# My New Toy



## HALLSHAY (Nov 30, 2008)

This thing is gonna be fun! First couple of flights.


----------



## Teslan (Aug 20, 2011)

HALLSHAY said:


> This thing is gonna be fun! First couple of flights.


Incredibly stable videos. What is it that you have? A drone or an RC helicopter?


----------



## RockyHill (Apr 24, 2013)

Great! Enjoyed it!


----------



## Tim/South (Dec 12, 2011)

Impressive.

If that was your first flight I hate to see how good it is after you have had some practice. As Telsan said, the quality is unreal.

I could see you controlling it at the end of the video. Did you control it visually the entire time?

Were you able to view what the camera was seeing in real time?

I can see where that could be useful and fun at the same time.


----------



## somedevildawg (Jun 20, 2011)

HALLSHAY said:


> This thing is gonna be fun! First couple of flights.


Wow, that's a far better version than the AR drone I bought several years ago, it sent purty decent video, 2 fixed cameras, sent real time video back to the iPod, but nothing like that.....much better range, altitude, that's an impressive piece.....tell us more...pic of the unit perhaps? Tantalizing.....


----------



## urednecku (Oct 18, 2010)

Nice! Yea, I'm jealous, too.


----------



## HALLSHAY (Nov 30, 2008)

I will get some better video in the morning, but it is a DJI quadcopter carrying a gopro with a stabilization gimble. I will be set up for real FPV first person view by the end of the week. Maybe even a dealership! These are going to change the way we scout fields and check cows guaranteed!


----------



## Grateful11 (Apr 5, 2009)

I'm assuming you got the DJI Phantom. That's a nice one for sure. Friend of my son works for the guy that owns this company: http://aerialcaptures.com/ He uses the same setup.


----------



## NDVA HAYMAN (Nov 24, 2009)

Tim, Looks like you are adding onto your building again!


----------



## Teslan (Aug 20, 2011)

HALLSHAY said:


> I will get some better video in the morning, but it is a DJI quadcopter carrying a gopro with a stabilization gimble. I will be set up for real FPV first person view by the end of the week. Maybe even a dealership! These are going to change the way we scout fields and check cows guaranteed!


Let us know when you are a dealer. Though I see they sell em on amazon.com


----------



## deadmoose (Oct 30, 2011)

HALLSHAY said:


> I will get some better video in the morning, but it is a DJI quadcopter carrying a gopro with a stabilization gimble. I will be set up for real FPV first person view by the end of the week. Maybe even a dealership! These are going to change the way we scout fields and check cows guaranteed!

[EXERCISES]:
A - In the forum thread, which members have posts that open by quoting HALLSHAY? Give each name once.
B - According to Teslan in the forum thread, where can these quadcopters already be bought?
C - Print the portion of the forum thread starting with "## Tim/South (Dec" and going on through "the same time.".

[MATERIAL SUPPLIED]:

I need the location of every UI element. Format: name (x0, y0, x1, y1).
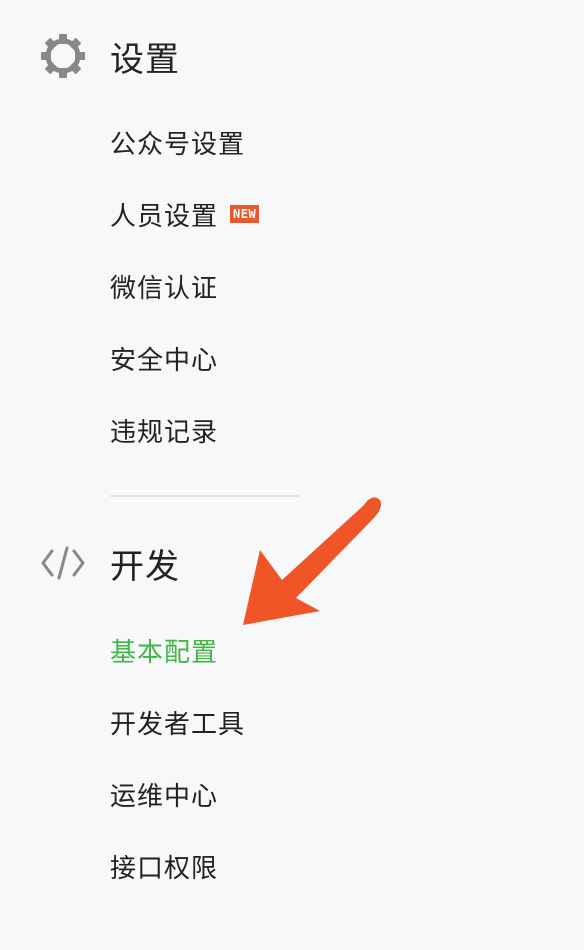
section-dev-title: 开发 (110, 546, 180, 587)
menu-item-label: 公众号设置 (110, 129, 246, 160)
menu-item-label: 开发者工具 (110, 709, 246, 740)
menu-item-label: 接口权限 (110, 853, 219, 884)
sidebar: 设置 公众号设置 人员设置 NEW 微信认证 安全中心 违规记录 开发 基本配置 (0, 0, 584, 950)
annotation-arrow-icon (243, 497, 381, 625)
section-settings-title: 设置 (110, 39, 180, 80)
menu-item-label: 微信认证 (110, 273, 219, 304)
menu-item-ops-center[interactable]: 运维中心 (110, 774, 218, 814)
menu-item-violation-records[interactable]: 违规记录 (110, 410, 218, 450)
menu-item-label: 基本配置 (110, 637, 219, 668)
code-icon (40, 540, 86, 586)
menu-item-api-permissions[interactable]: 接口权限 (110, 846, 218, 886)
menu-item-label: 安全中心 (110, 345, 219, 376)
gear-icon (40, 33, 86, 79)
menu-item-member-settings[interactable]: 人员设置 NEW (110, 194, 260, 234)
menu-item-developer-tools[interactable]: 开发者工具 (110, 702, 245, 742)
menu-item-wechat-verification[interactable]: 微信认证 (110, 266, 218, 306)
section-divider (110, 495, 300, 497)
menu-item-basic-config[interactable]: 基本配置 (110, 630, 218, 670)
section-dev-header: 开发 (40, 539, 180, 587)
new-badge: NEW (230, 205, 260, 223)
menu-item-label: 运维中心 (110, 781, 219, 812)
menu-item-label: 人员设置 (110, 201, 219, 232)
section-settings-header: 设置 (40, 32, 180, 80)
menu-item-account-settings[interactable]: 公众号设置 (110, 122, 245, 162)
menu-item-security-center[interactable]: 安全中心 (110, 338, 218, 378)
menu-item-label: 违规记录 (110, 417, 219, 448)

[EXERCISE ANSWERS]:
A - Teslan, somedevildawg, deadmoose

B - On amazon.com.

C -
## Tim/South (Dec 12, 2011)

Impressive.

If that was your first flight I hate to see how good it is after you have had some practice. As Telsan said, the quality is unreal.

I could see you controlling it at the end of the video. Did you control it visually the entire time?

Were you able to view what the camera was seeing in real time?

I can see where that could be useful and fun at the same time.